PROBLEM DESCRIPTION:
Leaving out all images, write out the records that follow exactly.
** begin GIVEN DATA **
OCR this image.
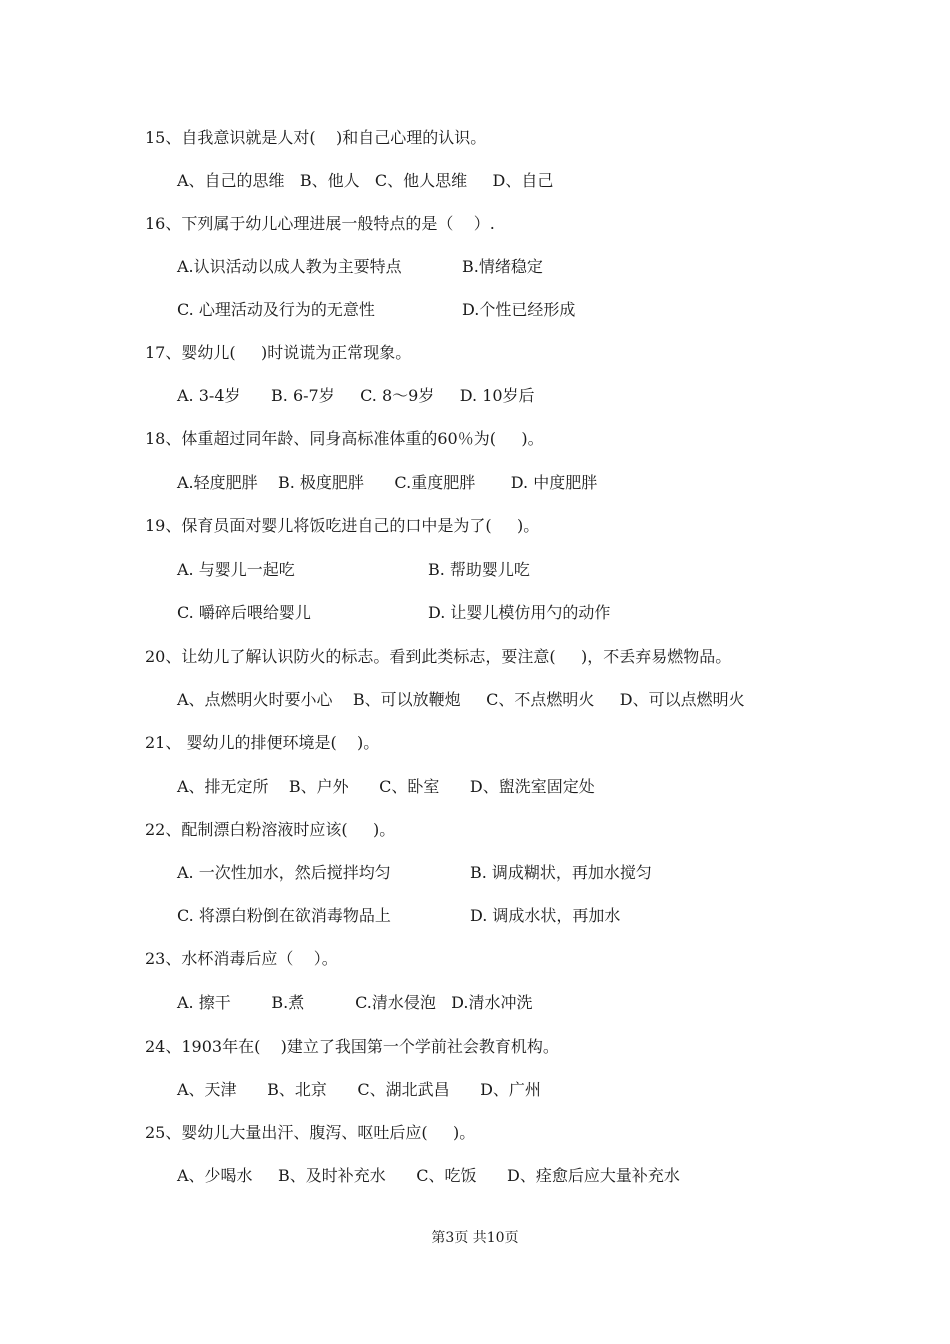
15、自我意识就是人对(    )和自己心理的认识。
A、自己的思维   B、他人   C、他人思维     D、自己
16、下列属于幼儿心理进展一般特点的是（    ）.
A.认识活动以成人教为主要特点	B.情绪稳定
C. 心理活动及行为的无意性	D.个性已经形成
17、婴幼儿(     )时说谎为正常现象。
A. 3-4岁      B. 6-7岁     C. 8～9岁     D. 10岁后
18、体重超过同年龄、同身高标准体重的60％为(     )。
A.轻度肥胖    B. 极度肥胖      C.重度肥胖       D. 中度肥胖
19、保育员面对婴儿将饭吃进自己的口中是为了(     )。
A. 与婴儿一起吃	B. 帮助婴儿吃
C. 嚼碎后喂给婴儿	D. 让婴儿模仿用勺的动作
20、让幼儿了解认识防火的标志。看到此类标志，要注意(     )，不丢弃易燃物品。
A、点燃明火时要小心    B、可以放鞭炮     C、不点燃明火     D、可以点燃明火
21、 婴幼儿的排便环境是(    )。
A、排无定所    B、户外      C、卧室      D、盥洗室固定处
22、配制漂白粉溶液时应该(     )。
A. 一次性加水，然后搅拌均匀	B. 调成糊状，再加水搅匀
C. 将漂白粉倒在欲消毒物品上	D. 调成水状，再加水
23、水杯消毒后应（    ）。
A. 擦干        B.煮          C.清水侵泡   D.清水冲洗
24、1903年在(    )建立了我国第一个学前社会教育机构。
A、天津      B、北京      C、湖北武昌      D、广州
25、婴幼儿大量出汗、腹泻、呕吐后应(     )。
A、少喝水     B、及时补充水      C、吃饭      D、痊愈后应大量补充水
第3页 共10页
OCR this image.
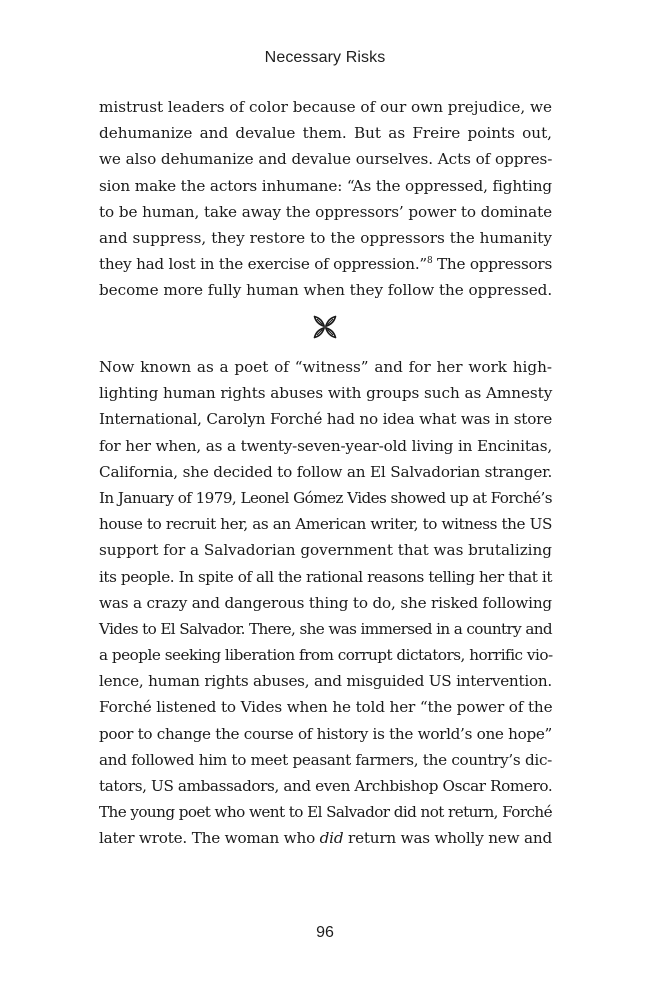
Necessary Risks
mistrust leaders of color because of our own prejudice, we
dehumanize and devalue them. But as Freire points out,
we also dehumanize and devalue ourselves. Acts of oppres-
sion make the actors inhumane: “As the oppressed, fighting
to be human, take away the oppressors’ power to dominate
and suppress, they restore to the oppressors the humanity
they had lost in the exercise of oppression.”$^8$ The oppressors
become more fully human when they follow the oppressed.
Now known as a poet of “witness” and for her work high-
lighting human rights abuses with groups such as Amnesty
International, Carolyn Forché had no idea what was in store
for her when, as a twenty-seven-year-old living in Encinitas,
California, she decided to follow an El Salvadorian stranger.
In January of 1979, Leonel Gómez Vides showed up at Forché’s
house to recruit her, as an American writer, to witness the US
support for a Salvadorian government that was brutalizing
its people. In spite of all the rational reasons telling her that it
was a crazy and dangerous thing to do, she risked following
Vides to El Salvador. There, she was immersed in a country and
a people seeking liberation from corrupt dictators, horrific vio-
lence, human rights abuses, and misguided US intervention.
Forché listened to Vides when he told her “the power of the
poor to change the course of history is the world’s one hope”
and followed him to meet peasant farmers, the country’s dic-
tators, US ambassadors, and even Archbishop Oscar Romero.
The young poet who went to El Salvador did not return, Forché
later wrote. The woman who did return was wholly new and
96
** end GIVEN DATA **
FULL RESPONSE:
OCR this image.
15、自我意识就是人对(    )和自己心理的认识。
A、自己的思维   B、他人   C、他人思维     D、自己
16、下列属于幼儿心理进展一般特点的是（    ）.
A.认识活动以成人教为主要特点	B.情绪稳定
C. 心理活动及行为的无意性	D.个性已经形成
17、婴幼儿(     )时说谎为正常现象。
A. 3-4岁      B. 6-7岁     C. 8～9岁     D. 10岁后
18、体重超过同年龄、同身高标准体重的60％为(     )。
A.轻度肥胖    B. 极度肥胖      C.重度肥胖       D. 中度肥胖
19、保育员面对婴儿将饭吃进自己的口中是为了(     )。
A. 与婴儿一起吃	B. 帮助婴儿吃
C. 嚼碎后喂给婴儿	D. 让婴儿模仿用勺的动作
20、让幼儿了解认识防火的标志。看到此类标志，要注意(     )，不丢弃易燃物品。
A、点燃明火时要小心    B、可以放鞭炮     C、不点燃明火     D、可以点燃明火
21、 婴幼儿的排便环境是(    )。
A、排无定所    B、户外      C、卧室      D、盥洗室固定处
22、配制漂白粉溶液时应该(     )。
A. 一次性加水，然后搅拌均匀	B. 调成糊状，再加水搅匀
C. 将漂白粉倒在欲消毒物品上	D. 调成水状，再加水
23、水杯消毒后应（    ）。
A. 擦干        B.煮          C.清水侵泡   D.清水冲洗
24、1903年在(    )建立了我国第一个学前社会教育机构。
A、天津      B、北京      C、湖北武昌      D、广州
25、婴幼儿大量出汗、腹泻、呕吐后应(     )。
A、少喝水     B、及时补充水      C、吃饭      D、痊愈后应大量补充水
第3页 共10页
OCR this image.
Necessary Risks
mistrust leaders of color because of our own prejudice, we
dehumanize and devalue them. But as Freire points out,
we also dehumanize and devalue ourselves. Acts of oppres-
sion make the actors inhumane: “As the oppressed, fighting
to be human, take away the oppressors’ power to dominate
and suppress, they restore to the oppressors the humanity
they had lost in the exercise of oppression.”$^8$ The oppressors
become more fully human when they follow the oppressed.
Now known as a poet of “witness” and for her work high-
lighting human rights abuses with groups such as Amnesty
International, Carolyn Forché had no idea what was in store
for her when, as a twenty-seven-year-old living in Encinitas,
California, she decided to follow an El Salvadorian stranger.
In January of 1979, Leonel Gómez Vides showed up at Forché’s
house to recruit her, as an American writer, to witness the US
support for a Salvadorian government that was brutalizing
its people. In spite of all the rational reasons telling her that it
was a crazy and dangerous thing to do, she risked following
Vides to El Salvador. There, she was immersed in a country and
a people seeking liberation from corrupt dictators, horrific vio-
lence, human rights abuses, and misguided US intervention.
Forché listened to Vides when he told her “the power of the
poor to change the course of history is the world’s one hope”
and followed him to meet peasant farmers, the country’s dic-
tators, US ambassadors, and even Archbishop Oscar Romero.
The young poet who went to El Salvador did not return, Forché
later wrote. The woman who did return was wholly new and
96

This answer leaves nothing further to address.